What you will do:
Repeat the entire listing exactly.

Extracted information:
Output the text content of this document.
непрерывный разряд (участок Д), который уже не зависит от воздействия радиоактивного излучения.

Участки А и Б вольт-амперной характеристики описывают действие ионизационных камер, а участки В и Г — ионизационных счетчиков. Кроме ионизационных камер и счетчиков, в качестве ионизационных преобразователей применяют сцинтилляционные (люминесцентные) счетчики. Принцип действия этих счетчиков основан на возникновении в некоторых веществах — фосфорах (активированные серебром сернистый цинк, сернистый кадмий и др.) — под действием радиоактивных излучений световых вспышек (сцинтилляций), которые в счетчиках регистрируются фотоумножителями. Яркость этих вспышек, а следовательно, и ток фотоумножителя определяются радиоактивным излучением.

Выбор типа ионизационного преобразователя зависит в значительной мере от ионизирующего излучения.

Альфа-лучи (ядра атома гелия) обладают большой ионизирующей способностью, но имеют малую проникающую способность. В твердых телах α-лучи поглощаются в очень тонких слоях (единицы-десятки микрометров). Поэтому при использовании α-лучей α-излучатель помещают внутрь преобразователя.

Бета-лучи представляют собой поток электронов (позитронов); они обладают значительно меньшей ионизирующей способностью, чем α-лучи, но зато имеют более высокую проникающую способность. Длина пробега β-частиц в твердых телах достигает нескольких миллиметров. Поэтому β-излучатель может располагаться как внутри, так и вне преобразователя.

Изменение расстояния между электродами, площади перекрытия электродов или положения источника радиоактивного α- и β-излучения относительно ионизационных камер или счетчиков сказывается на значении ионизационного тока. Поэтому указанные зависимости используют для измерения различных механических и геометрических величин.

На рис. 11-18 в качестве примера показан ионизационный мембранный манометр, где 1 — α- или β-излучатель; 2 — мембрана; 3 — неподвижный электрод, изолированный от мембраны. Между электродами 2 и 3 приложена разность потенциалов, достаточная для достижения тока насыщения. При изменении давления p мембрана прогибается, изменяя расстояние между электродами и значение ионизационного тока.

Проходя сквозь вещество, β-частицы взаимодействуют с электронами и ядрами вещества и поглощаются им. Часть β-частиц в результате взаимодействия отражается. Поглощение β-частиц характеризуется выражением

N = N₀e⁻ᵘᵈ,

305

Final result:
Output the text content of this document.
непрерывный разряд (участок Д), который уже не зависит от воздействия радиоактивного излучения.

Участки А и Б вольт-амперной характеристики описывают действие ионизационных камер, а участки В и Г — ионизационных счетчиков. Кроме ионизационных камер и счетчиков, в качестве ионизационных преобразователей применяют сцинтилляционные (люминесцентные) счетчики. Принцип действия этих счетчиков основан на возникновении в некоторых веществах — фосфорах (активированные серебром сернистый цинк, сернистый кадмий и др.) — под действием радиоактивных излучений световых вспышек (сцинтилляций), которые в счетчиках регистрируются фотоумножителями. Яркость этих вспышек, а следовательно, и ток фотоумножителя определяются радиоактивным излучением.

Выбор типа ионизационного преобразователя зависит в значительной мере от ионизирующего излучения.

Альфа-лучи (ядра атома гелия) обладают большой ионизирующей способностью, но имеют малую проникающую способность. В твердых телах α-лучи поглощаются в очень тонких слоях (единицы-десятки микрометров). Поэтому при использовании α-лучей α-излучатель помещают внутрь преобразователя.

Бета-лучи представляют собой поток электронов (позитронов); они обладают значительно меньшей ионизирующей способностью, чем α-лучи, но зато имеют более высокую проникающую способность. Длина пробега β-частиц в твердых телах достигает нескольких миллиметров. Поэтому β-излучатель может располагаться как внутри, так и вне преобразователя.

Изменение расстояния между электродами, площади перекрытия электродов или положения источника радиоактивного α- и β-излучения относительно ионизационных камер или счетчиков сказывается на значении ионизационного тока. Поэтому указанные зависимости используют для измерения различных механических и геометрических величин.

На рис. 11-18 в качестве примера показан ионизационный мембранный манометр, где 1 — α- или β-излучатель; 2 — мембрана; 3 — неподвижный электрод, изолированный от мембраны. Между электродами 2 и 3 приложена разность потенциалов, достаточная для достижения тока насыщения. При изменении давления p мембрана прогибается, изменяя расстояние между электродами и значение ионизационного тока.

Проходя сквозь вещество, β-частицы взаимодействуют с электронами и ядрами вещества и поглощаются им. Часть β-частиц в результате взаимодействия отражается. Поглощение β-частиц характеризуется выражением

N = N₀e⁻ᵘᵈ,

305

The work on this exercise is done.